== MATERIAL SHOWN

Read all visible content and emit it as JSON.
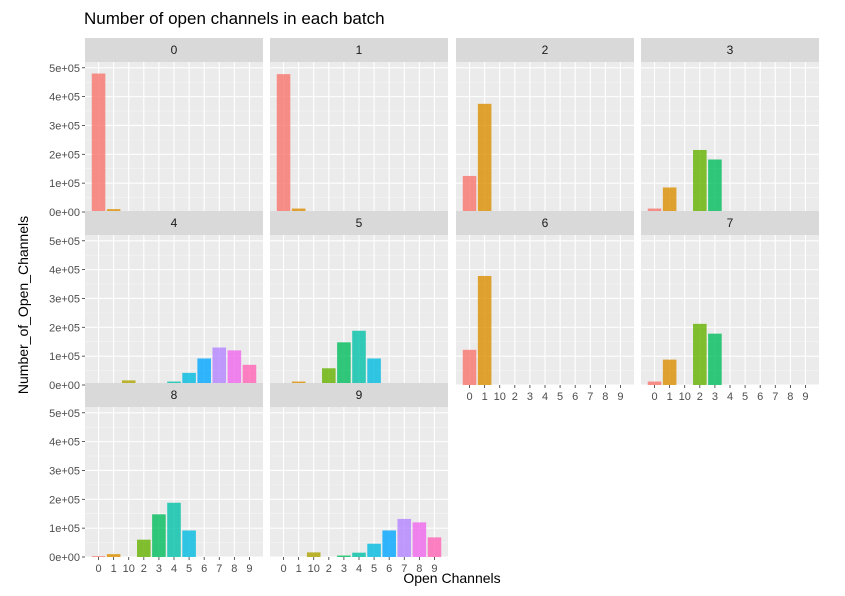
{
  "chart_data": {
    "type": "bar",
    "title": "Number of open channels in each batch",
    "xlabel": "Open Channels",
    "ylabel": "Number_of_Open_Channels",
    "categories": [
      "0",
      "1",
      "10",
      "2",
      "3",
      "4",
      "5",
      "6",
      "7",
      "8",
      "9"
    ],
    "y_ticks": [
      "0e+00",
      "1e+05",
      "2e+05",
      "3e+05",
      "4e+05",
      "5e+05"
    ],
    "ylim": [
      0,
      520000
    ],
    "grid": true,
    "legend": "none",
    "colors": [
      "#F8766D",
      "#DB8E00",
      "#AEA200",
      "#64B200",
      "#00BD5C",
      "#00C1A7",
      "#00BADE",
      "#00A6FF",
      "#B385FF",
      "#EF67EB",
      "#FF63B6"
    ],
    "panels": [
      {
        "label": "0",
        "values": [
          480000,
          10000,
          0,
          0,
          0,
          0,
          0,
          0,
          0,
          0,
          0
        ]
      },
      {
        "label": "1",
        "values": [
          478000,
          12000,
          0,
          0,
          0,
          0,
          0,
          0,
          0,
          0,
          0
        ]
      },
      {
        "label": "2",
        "values": [
          125000,
          375000,
          0,
          0,
          0,
          0,
          0,
          0,
          0,
          0,
          0
        ]
      },
      {
        "label": "3",
        "values": [
          12000,
          85000,
          0,
          215000,
          182000,
          0,
          0,
          0,
          0,
          0,
          0
        ]
      },
      {
        "label": "4",
        "values": [
          0,
          0,
          16000,
          0,
          5000,
          12000,
          42000,
          92000,
          130000,
          120000,
          70000
        ]
      },
      {
        "label": "5",
        "values": [
          0,
          12000,
          0,
          58000,
          148000,
          188000,
          92000,
          0,
          0,
          0,
          0
        ]
      },
      {
        "label": "6",
        "values": [
          122000,
          378000,
          0,
          0,
          0,
          0,
          0,
          0,
          0,
          0,
          0
        ]
      },
      {
        "label": "7",
        "values": [
          12000,
          88000,
          0,
          212000,
          178000,
          0,
          0,
          0,
          0,
          0,
          0
        ]
      },
      {
        "label": "8",
        "values": [
          3000,
          10000,
          0,
          60000,
          148000,
          188000,
          92000,
          0,
          0,
          0,
          0
        ]
      },
      {
        "label": "9",
        "values": [
          0,
          0,
          16000,
          0,
          5000,
          15000,
          46000,
          92000,
          132000,
          120000,
          68000
        ]
      }
    ]
  }
}
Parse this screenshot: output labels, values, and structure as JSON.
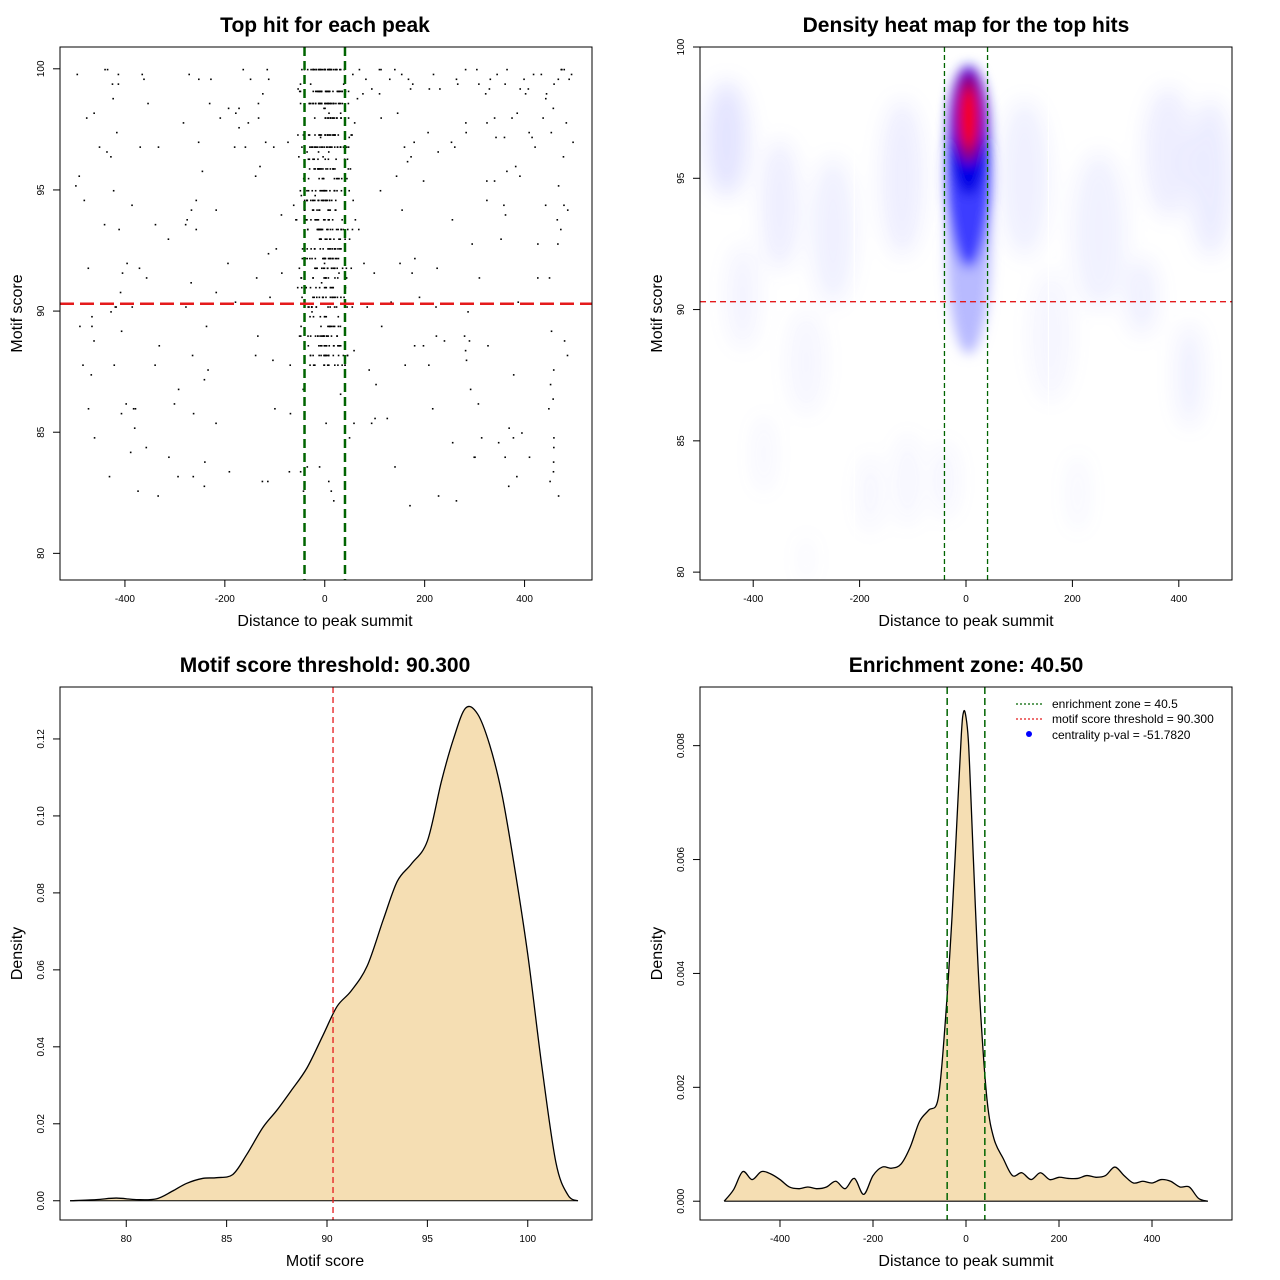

====

■ WHAT THE EXERCISE ASKS ■
Set down all the data again exactly as above, pictures excluded.

■ COMPLETED EXERCISE ■
Read all visible content and emit it as JSON.
{
  "chart_data": {
    "type": "bar",
    "title": "Number of open channels in each batch",
    "xlabel": "Open Channels",
    "ylabel": "Number_of_Open_Channels",
    "categories": [
      "0",
      "1",
      "10",
      "2",
      "3",
      "4",
      "5",
      "6",
      "7",
      "8",
      "9"
    ],
    "y_ticks": [
      "0e+00",
      "1e+05",
      "2e+05",
      "3e+05",
      "4e+05",
      "5e+05"
    ],
    "ylim": [
      0,
      520000
    ],
    "grid": true,
    "legend": "none",
    "colors": [
      "#F8766D",
      "#DB8E00",
      "#AEA200",
      "#64B200",
      "#00BD5C",
      "#00C1A7",
      "#00BADE",
      "#00A6FF",
      "#B385FF",
      "#EF67EB",
      "#FF63B6"
    ],
    "panels": [
      {
        "label": "0",
        "values": [
          480000,
          10000,
          0,
          0,
          0,
          0,
          0,
          0,
          0,
          0,
          0
        ]
      },
      {
        "label": "1",
        "values": [
          478000,
          12000,
          0,
          0,
          0,
          0,
          0,
          0,
          0,
          0,
          0
        ]
      },
      {
        "label": "2",
        "values": [
          125000,
          375000,
          0,
          0,
          0,
          0,
          0,
          0,
          0,
          0,
          0
        ]
      },
      {
        "label": "3",
        "values": [
          12000,
          85000,
          0,
          215000,
          182000,
          0,
          0,
          0,
          0,
          0,
          0
        ]
      },
      {
        "label": "4",
        "values": [
          0,
          0,
          16000,
          0,
          5000,
          12000,
          42000,
          92000,
          130000,
          120000,
          70000
        ]
      },
      {
        "label": "5",
        "values": [
          0,
          12000,
          0,
          58000,
          148000,
          188000,
          92000,
          0,
          0,
          0,
          0
        ]
      },
      {
        "label": "6",
        "values": [
          122000,
          378000,
          0,
          0,
          0,
          0,
          0,
          0,
          0,
          0,
          0
        ]
      },
      {
        "label": "7",
        "values": [
          12000,
          88000,
          0,
          212000,
          178000,
          0,
          0,
          0,
          0,
          0,
          0
        ]
      },
      {
        "label": "8",
        "values": [
          3000,
          10000,
          0,
          60000,
          148000,
          188000,
          92000,
          0,
          0,
          0,
          0
        ]
      },
      {
        "label": "9",
        "values": [
          0,
          0,
          16000,
          0,
          5000,
          15000,
          46000,
          92000,
          132000,
          120000,
          68000
        ]
      }
    ]
  }
}
Parse this screenshot: output labels, values, and structure as JSON.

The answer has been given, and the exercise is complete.